─── Text section

Island Blog – Fiddling Sticks

My favourite music, the fiddle. The word alone lifts my feet into dance. Fiddle, rhymes with diddle, piddle, widdle, skiddle, and I could add a few more. All of them traverse me into lift, laughter my aide de buoyant. That might be French, might not. I’m not for caring much right now about semantical language shifts, nor their accuracy. Actually, fiddling is rarely an accurate science. I know because I had stood standing (a rare thing for me) at a ceilidh, just to watch the wild crazy sawing of that bow across four strings, the bow and bend as the fiddle and the player become one with the dance. I hear more beats to the bar, more sudden shifts into minor, into major, I hear it and it wilds me too. Even if others don’t get the musical seasonal shift, I can sense their excitement as it happens. Needless to say, there is often chaos in the field, a lot of crashing into each other, laughter lifting like spice and sugar into the over-breathed air above our heads, and we forgive, as our toes sting like hell. We just dance, we just move, we just collide and apologise and move on. We have to or we might end up as part of the single track road.

──────

Short task a: From the records, copy the lines verbatim, starting with the line that contains "315, 407, 406]" and going on through the line that contains "272, 704, 294]".

─── Entries supplied

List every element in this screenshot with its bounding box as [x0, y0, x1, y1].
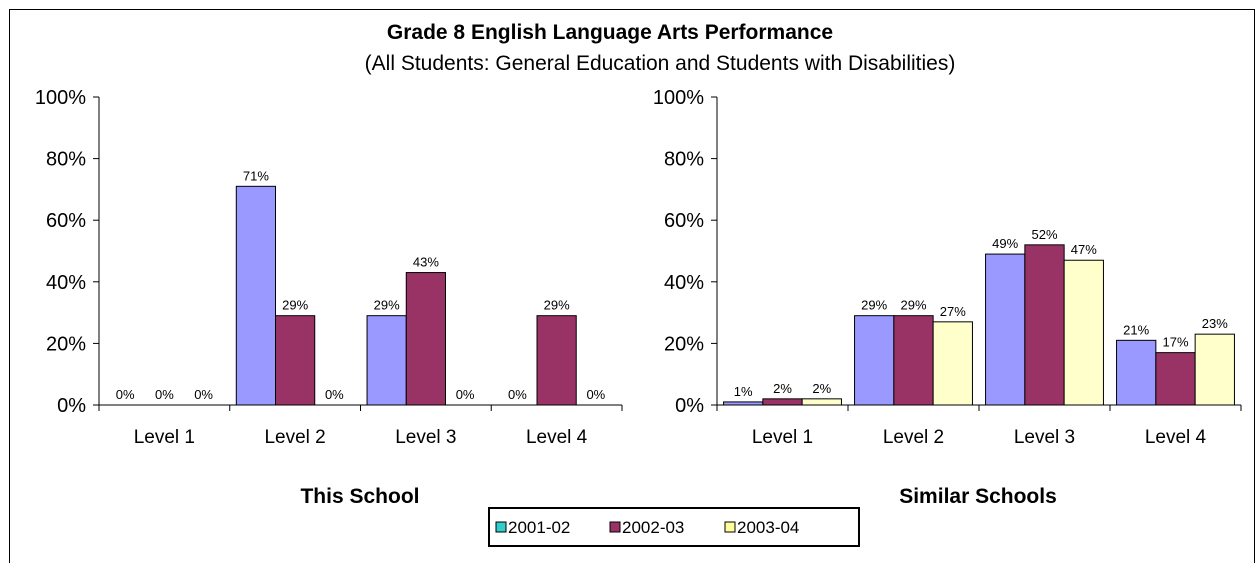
bar-2001-02	[366, 315, 407, 406]
bar-2003-04	[1063, 259, 1104, 406]
data-label: 0%	[194, 387, 213, 402]
bar-2002-03	[893, 315, 934, 406]
data-label: 17%	[1162, 335, 1188, 350]
bar-2003-04	[932, 321, 973, 406]
y-tick-label: 0%	[57, 395, 86, 417]
bar-2002-03	[275, 315, 316, 406]
legend: 2001-02 2002-03 2003-04	[488, 507, 860, 547]
bar-2001-02	[854, 315, 895, 406]
x-tick-label: Level 4	[1145, 427, 1207, 448]
data-label: 29%	[861, 298, 887, 313]
data-label: 0%	[456, 387, 475, 402]
y-tick-label: 40%	[664, 272, 704, 294]
data-label: 47%	[1071, 242, 1097, 257]
bar-2002-03	[1024, 244, 1065, 406]
bar-2003-04	[801, 398, 842, 406]
y-tick-label: 60%	[664, 210, 704, 232]
data-label: 21%	[1123, 322, 1149, 337]
y-tick-label: 20%	[664, 333, 704, 355]
y-tick-label: 20%	[46, 333, 86, 355]
bar-2002-03	[1155, 352, 1196, 406]
y-tick-label: 40%	[46, 272, 86, 294]
data-label: 52%	[1031, 227, 1057, 242]
x-tick-label: Level 4	[526, 427, 588, 448]
data-label: 29%	[900, 298, 926, 313]
x-tick-label: Level 1	[752, 427, 813, 448]
bar-2002-03	[762, 398, 803, 406]
bar-2001-02	[1116, 339, 1157, 406]
data-label: 1%	[734, 384, 753, 399]
bar-2002-03	[405, 272, 446, 406]
data-label: 29%	[544, 298, 570, 313]
data-label: 29%	[282, 298, 308, 313]
y-tick-label: 60%	[46, 210, 86, 232]
bar-2001-02	[985, 253, 1026, 406]
data-label: 49%	[992, 236, 1018, 251]
legend-label: 2001-02	[508, 518, 570, 537]
data-label: 0%	[586, 387, 605, 402]
x-tick-label: Level 3	[1014, 427, 1075, 448]
similar-schools-chart: 0% 20% 40% 60% 80% 100% Level 1 1% 2% 2% Level 2 29…	[653, 87, 1242, 448]
data-label: 0%	[508, 387, 527, 402]
legend-swatch	[609, 521, 621, 533]
legend-label: 2003-04	[737, 518, 799, 537]
data-label: 29%	[374, 298, 400, 313]
chart-subtitle: (All Students: General Education and Stu…	[365, 52, 956, 75]
data-label: 2%	[773, 381, 792, 396]
bar-2003-04	[1194, 333, 1235, 406]
legend-box	[488, 507, 860, 547]
legend-label: 2002-03	[622, 518, 684, 537]
data-label: 0%	[325, 387, 344, 402]
this-school-chart: 0% 20% 40% 60% 80% 100% Level 1 0% 0% 0% Level 2 71…	[35, 87, 623, 448]
bar-2002-03	[536, 315, 577, 406]
data-label: 27%	[940, 304, 966, 319]
y-tick-label: 80%	[46, 149, 86, 171]
x-tick-label: Level 1	[134, 427, 195, 448]
legend-swatch	[724, 521, 736, 533]
similar-schools-label: Similar Schools	[899, 485, 1057, 508]
x-tick-label: Level 2	[883, 427, 944, 448]
this-school-label: This School	[300, 485, 419, 508]
y-tick-label: 100%	[653, 87, 704, 109]
data-label: 23%	[1202, 316, 1228, 331]
legend-swatch	[495, 521, 507, 533]
data-label: 2%	[812, 381, 831, 396]
data-label: 0%	[155, 387, 174, 402]
y-tick-label: 80%	[664, 149, 704, 171]
data-label: 43%	[413, 255, 439, 270]
y-tick-label: 100%	[35, 87, 86, 109]
y-tick-label: 0%	[675, 395, 704, 417]
x-tick-label: Level 2	[264, 427, 325, 448]
data-label: 71%	[243, 168, 269, 183]
data-label: 0%	[116, 387, 135, 402]
bar-2001-02	[235, 185, 277, 406]
x-tick-label: Level 3	[395, 427, 456, 448]
chart-title: Grade 8 English Language Arts Performanc…	[387, 21, 833, 44]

──────

Short task b: According to the blog post about the fiddle, what is fiddling rarely?

Written response a:
bar-2001-02	[366, 315, 407, 406]
bar-2003-04	[1063, 259, 1104, 406]
data-label: 0%	[194, 387, 213, 402]
bar-2002-03	[893, 315, 934, 406]
data-label: 17%	[1162, 335, 1188, 350]
bar-2003-04	[932, 321, 973, 406]
y-tick-label: 0%	[57, 395, 86, 417]
bar-2002-03	[275, 315, 316, 406]
legend: 2001-02 2002-03 2003-04	[488, 507, 860, 547]
bar-2001-02	[854, 315, 895, 406]
x-tick-label: Level 4	[1145, 427, 1207, 448]
data-label: 29%	[861, 298, 887, 313]
data-label: 0%	[456, 387, 475, 402]
y-tick-label: 40%	[664, 272, 704, 294]

Written response b: Fiddling is rarely an accurate science.